What is required
Any pictures in the records below should be skipped; write out everything else exactly.

(Extracted records)
-=-=-=-=-

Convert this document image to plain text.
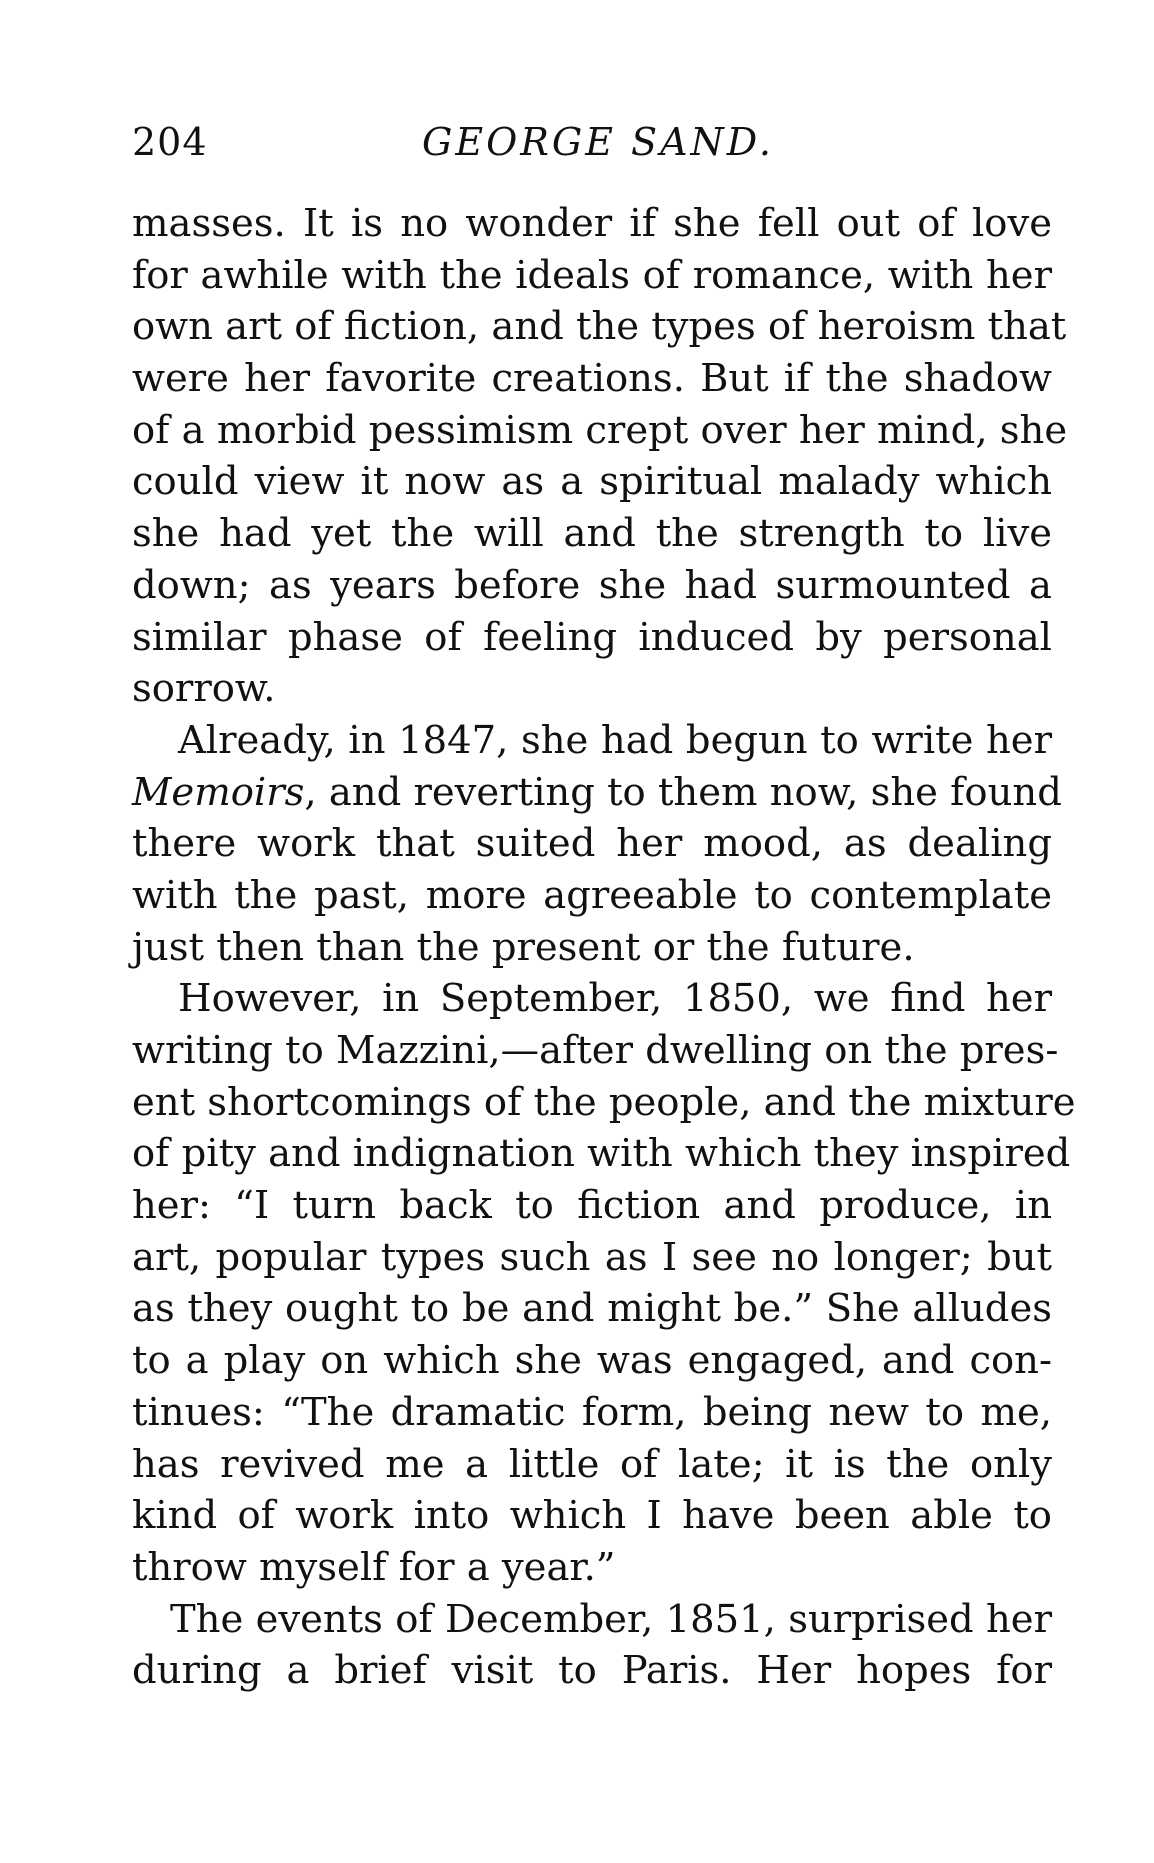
204	GEORGE SAND.
masses. It is no wonder if she fell out of love
for awhile with the ideals of romance, with her
own art of fiction, and the types of heroism that
were her favorite creations. But if the shadow
of a morbid pessimism crept over her mind, she
could view it now as a spiritual malady which
she had yet the will and the strength to live
down; as years before she had surmounted a
similar phase of feeling induced by personal
sorrow.
Already, in 1847, she had begun to write her
Memoirs, and reverting to them now, she found
there work that suited her mood, as dealing
with the past, more agreeable to contemplate
just then than the present or the future.
However, in September, 1850, we find her
writing to Mazzini,—after dwelling on the pres-
ent shortcomings of the people, and the mixture
of pity and indignation with which they inspired
her: “I turn back to fiction and produce, in
art, popular types such as I see no longer; but
as they ought to be and might be.” She alludes
to a play on which she was engaged, and con-
tinues: “The dramatic form, being new to me,
has revived me a little of late; it is the only
kind of work into which I have been able to
throw myself for a year.”
The events of December, 1851, surprised her
during a brief visit to Paris. Her hopes for
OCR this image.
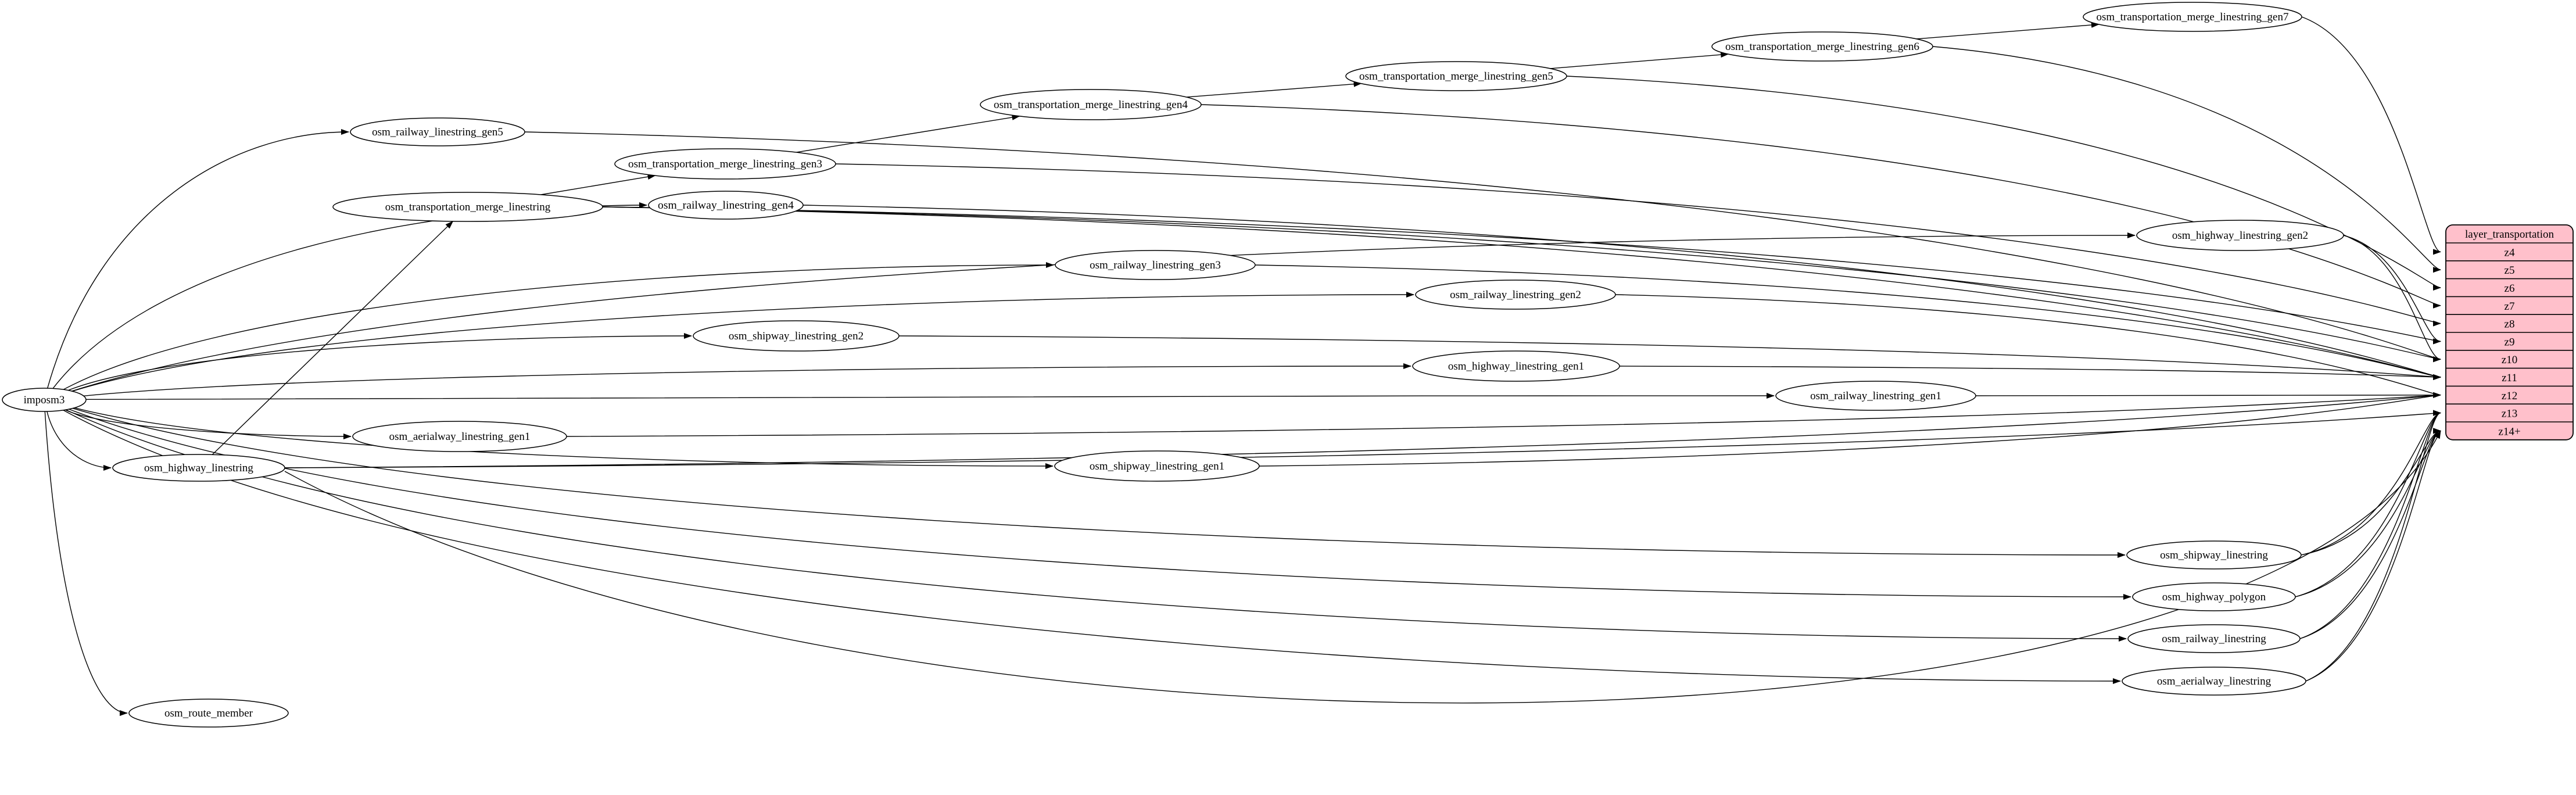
layer_transportation
z4
z5
z6
z7
z8
z9
z10
z11
z12
z13
z14+
imposm3
osm_railway_linestring_gen5
osm_transportation_merge_linestring_gen3
osm_railway_linestring_gen4
osm_transportation_merge_linestring
osm_transportation_merge_linestring_gen4
osm_transportation_merge_linestring_gen5
osm_transportation_merge_linestring_gen6
osm_transportation_merge_linestring_gen7
osm_highway_linestring_gen2
osm_railway_linestring_gen3
osm_railway_linestring_gen2
osm_shipway_linestring_gen2
osm_highway_linestring_gen1
osm_railway_linestring_gen1
osm_aerialway_linestring_gen1
osm_shipway_linestring_gen1
osm_highway_linestring
osm_shipway_linestring
osm_highway_polygon
osm_railway_linestring
osm_aerialway_linestring
osm_route_member
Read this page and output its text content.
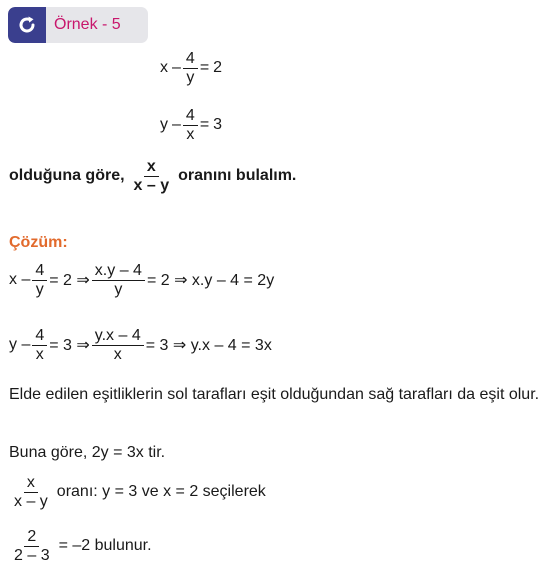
Örnek - 5
$x - \frac{4}{y} = 2$
$y - \frac{4}{x} = 3$
olduğuna göre, $\frac{x}{x - y}$ oranını bulalım.
Çözüm:
$x - \frac{4}{y} = 2$ ⇒ $\frac{x.y - 4}{y} = 2$ ⇒ x.y – 4 = 2y
$y - \frac{4}{x} = 3$ ⇒ $\frac{y.x - 4}{x} = 3$ ⇒ y.x – 4 = 3x
Elde edilen eşitliklerin sol tarafları eşit olduğundan sağ tarafları da eşit olur.
Buna göre, 2y = 3x tir.
$\frac{x}{x - y}$ oranı: y = 3 ve x = 2 seçilerek
$\frac{2}{2 - 3} = -2$ bulunur.
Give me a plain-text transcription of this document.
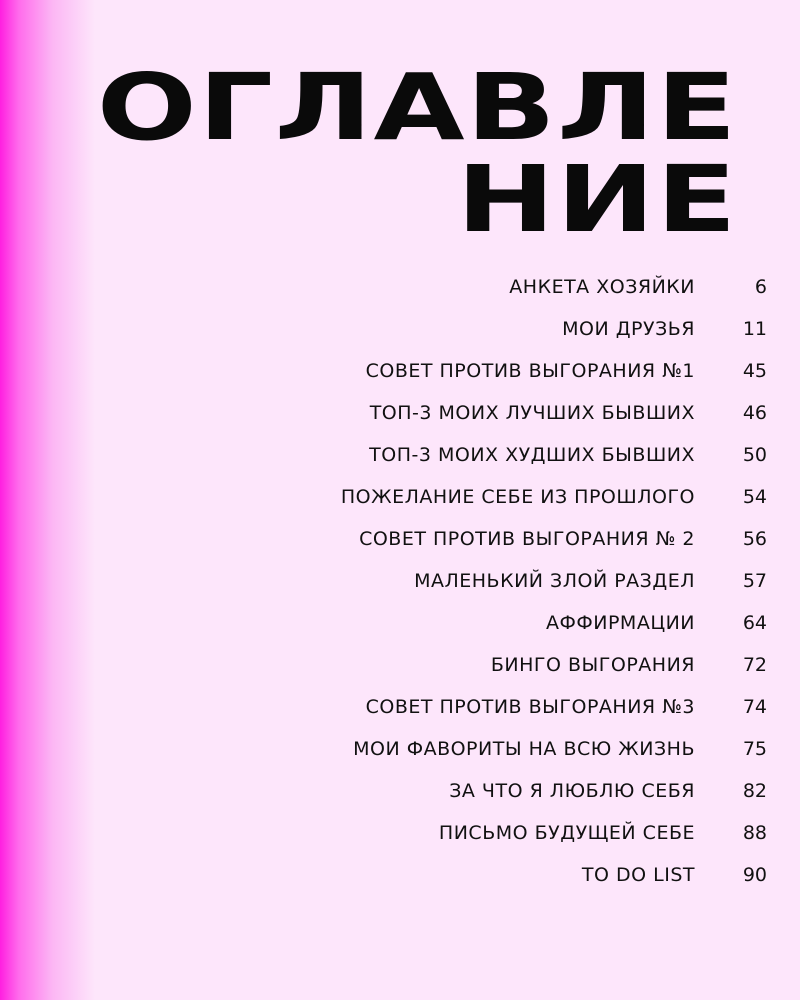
ОГЛАВЛЕ
НИЕ
АНКЕТА ХОЗЯЙКИ	6
МОИ ДРУЗЬЯ	11
СОВЕТ ПРОТИВ ВЫГОРАНИЯ №1	45
ТОП-3 МОИХ ЛУЧШИХ БЫВШИХ	46
ТОП-3 МОИХ ХУДШИХ БЫВШИХ	50
ПОЖЕЛАНИЕ СЕБЕ ИЗ ПРОШЛОГО	54
СОВЕТ ПРОТИВ ВЫГОРАНИЯ № 2	56
МАЛЕНЬКИЙ ЗЛОЙ РАЗДЕЛ	57
АФФИРМАЦИИ	64
БИНГО ВЫГОРАНИЯ	72
СОВЕТ ПРОТИВ ВЫГОРАНИЯ №3	74
МОИ ФАВОРИТЫ НА ВСЮ ЖИЗНЬ	75
ЗА ЧТО Я ЛЮБЛЮ СЕБЯ	82
ПИСЬМО БУДУЩЕЙ СЕБЕ	88
TO DO LIST	90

-=-=-=-=-

Exercise response
Convert this document image to plain text.
204	GEORGE SAND.
masses. It is no wonder if she fell out of love
for awhile with the ideals of romance, with her
own art of fiction, and the types of heroism that
were her favorite creations. But if the shadow
of a morbid pessimism crept over her mind, she
could view it now as a spiritual malady which
she had yet the will and the strength to live
down; as years before she had surmounted a
similar phase of feeling induced by personal
sorrow.
Already, in 1847, she had begun to write her
Memoirs, and reverting to them now, she found
there work that suited her mood, as dealing
with the past, more agreeable to contemplate
just then than the present or the future.
However, in September, 1850, we find her
writing to Mazzini,—after dwelling on the pres-
ent shortcomings of the people, and the mixture
of pity and indignation with which they inspired
her: “I turn back to fiction and produce, in
art, popular types such as I see no longer; but
as they ought to be and might be.” She alludes
to a play on which she was engaged, and con-
tinues: “The dramatic form, being new to me,
has revived me a little of late; it is the only
kind of work into which I have been able to
throw myself for a year.”
The events of December, 1851, surprised her
during a brief visit to Paris. Her hopes for
OCR this image.
layer_transportation
z4
z5
z6
z7
z8
z9
z10
z11
z12
z13
z14+
imposm3
osm_railway_linestring_gen5
osm_transportation_merge_linestring_gen3
osm_railway_linestring_gen4
osm_transportation_merge_linestring
osm_transportation_merge_linestring_gen4
osm_transportation_merge_linestring_gen5
osm_transportation_merge_linestring_gen6
osm_transportation_merge_linestring_gen7
osm_highway_linestring_gen2
osm_railway_linestring_gen3
osm_railway_linestring_gen2
osm_shipway_linestring_gen2
osm_highway_linestring_gen1
osm_railway_linestring_gen1
osm_aerialway_linestring_gen1
osm_shipway_linestring_gen1
osm_highway_linestring
osm_shipway_linestring
osm_highway_polygon
osm_railway_linestring
osm_aerialway_linestring
osm_route_member
Read this page and output its text content.
Örnek - 5
$x - \frac{4}{y} = 2$
$y - \frac{4}{x} = 3$
olduğuna göre, $\frac{x}{x - y}$ oranını bulalım.
Çözüm:
$x - \frac{4}{y} = 2$ ⇒ $\frac{x.y - 4}{y} = 2$ ⇒ x.y – 4 = 2y
$y - \frac{4}{x} = 3$ ⇒ $\frac{y.x - 4}{x} = 3$ ⇒ y.x – 4 = 3x
Elde edilen eşitliklerin sol tarafları eşit olduğundan sağ tarafları da eşit olur.
Buna göre, 2y = 3x tir.
$\frac{x}{x - y}$ oranı: y = 3 ve x = 2 seçilerek
$\frac{2}{2 - 3} = -2$ bulunur.
Give me a plain-text transcription of this document.
ОГЛАВЛЕ
НИЕ
АНКЕТА ХОЗЯЙКИ	6
МОИ ДРУЗЬЯ	11
СОВЕТ ПРОТИВ ВЫГОРАНИЯ №1	45
ТОП-3 МОИХ ЛУЧШИХ БЫВШИХ	46
ТОП-3 МОИХ ХУДШИХ БЫВШИХ	50
ПОЖЕЛАНИЕ СЕБЕ ИЗ ПРОШЛОГО	54
СОВЕТ ПРОТИВ ВЫГОРАНИЯ № 2	56
МАЛЕНЬКИЙ ЗЛОЙ РАЗДЕЛ	57
АФФИРМАЦИИ	64
БИНГО ВЫГОРАНИЯ	72
СОВЕТ ПРОТИВ ВЫГОРАНИЯ №3	74
МОИ ФАВОРИТЫ НА ВСЮ ЖИЗНЬ	75
ЗА ЧТО Я ЛЮБЛЮ СЕБЯ	82
ПИСЬМО БУДУЩЕЙ СЕБЕ	88
TO DO LIST	90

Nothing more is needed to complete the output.